## Task description
Reproduce all records verbatim.

## Task data
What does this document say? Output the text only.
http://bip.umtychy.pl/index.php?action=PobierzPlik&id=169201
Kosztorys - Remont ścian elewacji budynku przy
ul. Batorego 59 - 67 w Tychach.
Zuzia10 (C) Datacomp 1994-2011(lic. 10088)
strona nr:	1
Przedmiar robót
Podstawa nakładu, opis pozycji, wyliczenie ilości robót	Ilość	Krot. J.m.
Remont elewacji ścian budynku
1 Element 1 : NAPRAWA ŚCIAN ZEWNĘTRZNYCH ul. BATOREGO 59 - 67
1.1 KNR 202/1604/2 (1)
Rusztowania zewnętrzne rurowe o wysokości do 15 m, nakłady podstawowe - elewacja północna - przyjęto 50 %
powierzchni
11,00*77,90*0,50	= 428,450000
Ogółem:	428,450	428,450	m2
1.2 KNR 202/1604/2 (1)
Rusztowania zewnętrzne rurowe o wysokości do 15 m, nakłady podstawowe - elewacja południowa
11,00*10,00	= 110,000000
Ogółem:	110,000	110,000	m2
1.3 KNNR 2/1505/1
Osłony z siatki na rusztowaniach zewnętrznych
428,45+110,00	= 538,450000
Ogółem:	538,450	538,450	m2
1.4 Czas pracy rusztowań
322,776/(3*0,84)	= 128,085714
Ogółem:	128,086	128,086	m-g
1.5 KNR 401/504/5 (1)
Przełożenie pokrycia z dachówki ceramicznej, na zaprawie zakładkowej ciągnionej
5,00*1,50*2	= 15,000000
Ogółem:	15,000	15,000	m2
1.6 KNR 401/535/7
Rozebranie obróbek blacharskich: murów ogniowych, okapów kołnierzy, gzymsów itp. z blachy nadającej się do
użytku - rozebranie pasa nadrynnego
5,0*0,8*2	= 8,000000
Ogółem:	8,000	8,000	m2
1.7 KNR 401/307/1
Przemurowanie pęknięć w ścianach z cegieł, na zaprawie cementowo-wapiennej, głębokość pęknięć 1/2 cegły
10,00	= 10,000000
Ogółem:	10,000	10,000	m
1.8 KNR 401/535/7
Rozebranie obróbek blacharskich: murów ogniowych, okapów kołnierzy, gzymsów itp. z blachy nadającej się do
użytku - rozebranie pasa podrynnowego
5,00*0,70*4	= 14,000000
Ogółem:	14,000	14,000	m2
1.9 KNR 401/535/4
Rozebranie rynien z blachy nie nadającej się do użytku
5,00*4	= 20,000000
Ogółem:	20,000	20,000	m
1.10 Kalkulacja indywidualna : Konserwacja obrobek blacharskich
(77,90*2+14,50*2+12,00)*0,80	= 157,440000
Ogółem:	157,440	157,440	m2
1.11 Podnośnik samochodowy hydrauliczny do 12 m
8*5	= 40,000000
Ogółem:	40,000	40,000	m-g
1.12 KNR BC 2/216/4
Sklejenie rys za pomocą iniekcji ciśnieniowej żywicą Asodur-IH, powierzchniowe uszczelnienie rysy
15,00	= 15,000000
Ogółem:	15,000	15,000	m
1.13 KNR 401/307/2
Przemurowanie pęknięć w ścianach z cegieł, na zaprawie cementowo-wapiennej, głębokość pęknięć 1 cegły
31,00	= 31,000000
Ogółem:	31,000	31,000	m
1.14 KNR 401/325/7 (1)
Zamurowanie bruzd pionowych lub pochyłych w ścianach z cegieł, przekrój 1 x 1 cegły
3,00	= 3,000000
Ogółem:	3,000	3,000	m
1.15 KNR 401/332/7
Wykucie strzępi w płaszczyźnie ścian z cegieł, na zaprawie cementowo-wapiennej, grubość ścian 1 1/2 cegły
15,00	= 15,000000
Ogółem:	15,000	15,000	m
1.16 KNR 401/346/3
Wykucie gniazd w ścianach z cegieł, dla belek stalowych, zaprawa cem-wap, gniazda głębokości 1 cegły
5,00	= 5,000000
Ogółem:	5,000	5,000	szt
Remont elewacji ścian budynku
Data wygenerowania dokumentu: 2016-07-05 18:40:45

## Reply
What does this document say? Output the text only.
http://bip.umtychy.pl/index.php?action=PobierzPlik&id=169201
Kosztorys - Remont ścian elewacji budynku przy
ul. Batorego 59 - 67 w Tychach.
Zuzia10 (C) Datacomp 1994-2011(lic. 10088)
strona nr:	1
Przedmiar robót
Podstawa nakładu, opis pozycji, wyliczenie ilości robót	Ilość	Krot. J.m.
Remont elewacji ścian budynku
1 Element 1 : NAPRAWA ŚCIAN ZEWNĘTRZNYCH ul. BATOREGO 59 - 67
1.1 KNR 202/1604/2 (1)
Rusztowania zewnętrzne rurowe o wysokości do 15 m, nakłady podstawowe - elewacja północna - przyjęto 50 %
powierzchni
11,00*77,90*0,50	= 428,450000
Ogółem:	428,450	428,450	m2
1.2 KNR 202/1604/2 (1)
Rusztowania zewnętrzne rurowe o wysokości do 15 m, nakłady podstawowe - elewacja południowa
11,00*10,00	= 110,000000
Ogółem:	110,000	110,000	m2
1.3 KNNR 2/1505/1
Osłony z siatki na rusztowaniach zewnętrznych
428,45+110,00	= 538,450000
Ogółem:	538,450	538,450	m2
1.4 Czas pracy rusztowań
322,776/(3*0,84)	= 128,085714
Ogółem:	128,086	128,086	m-g
1.5 KNR 401/504/5 (1)
Przełożenie pokrycia z dachówki ceramicznej, na zaprawie zakładkowej ciągnionej
5,00*1,50*2	= 15,000000
Ogółem:	15,000	15,000	m2
1.6 KNR 401/535/7
Rozebranie obróbek blacharskich: murów ogniowych, okapów kołnierzy, gzymsów itp. z blachy nadającej się do
użytku - rozebranie pasa nadrynnego
5,0*0,8*2	= 8,000000
Ogółem:	8,000	8,000	m2
1.7 KNR 401/307/1
Przemurowanie pęknięć w ścianach z cegieł, na zaprawie cementowo-wapiennej, głębokość pęknięć 1/2 cegły
10,00	= 10,000000
Ogółem:	10,000	10,000	m
1.8 KNR 401/535/7
Rozebranie obróbek blacharskich: murów ogniowych, okapów kołnierzy, gzymsów itp. z blachy nadającej się do
użytku - rozebranie pasa podrynnowego
5,00*0,70*4	= 14,000000
Ogółem:	14,000	14,000	m2
1.9 KNR 401/535/4
Rozebranie rynien z blachy nie nadającej się do użytku
5,00*4	= 20,000000
Ogółem:	20,000	20,000	m
1.10 Kalkulacja indywidualna : Konserwacja obrobek blacharskich
(77,90*2+14,50*2+12,00)*0,80	= 157,440000
Ogółem:	157,440	157,440	m2
1.11 Podnośnik samochodowy hydrauliczny do 12 m
8*5	= 40,000000
Ogółem:	40,000	40,000	m-g
1.12 KNR BC 2/216/4
Sklejenie rys za pomocą iniekcji ciśnieniowej żywicą Asodur-IH, powierzchniowe uszczelnienie rysy
15,00	= 15,000000
Ogółem:	15,000	15,000	m
1.13 KNR 401/307/2
Przemurowanie pęknięć w ścianach z cegieł, na zaprawie cementowo-wapiennej, głębokość pęknięć 1 cegły
31,00	= 31,000000
Ogółem:	31,000	31,000	m
1.14 KNR 401/325/7 (1)
Zamurowanie bruzd pionowych lub pochyłych w ścianach z cegieł, przekrój 1 x 1 cegły
3,00	= 3,000000
Ogółem:	3,000	3,000	m
1.15 KNR 401/332/7
Wykucie strzępi w płaszczyźnie ścian z cegieł, na zaprawie cementowo-wapiennej, grubość ścian 1 1/2 cegły
15,00	= 15,000000
Ogółem:	15,000	15,000	m
1.16 KNR 401/346/3
Wykucie gniazd w ścianach z cegieł, dla belek stalowych, zaprawa cem-wap, gniazda głębokości 1 cegły
5,00	= 5,000000
Ogółem:	5,000	5,000	szt
Remont elewacji ścian budynku
Data wygenerowania dokumentu: 2016-07-05 18:40:45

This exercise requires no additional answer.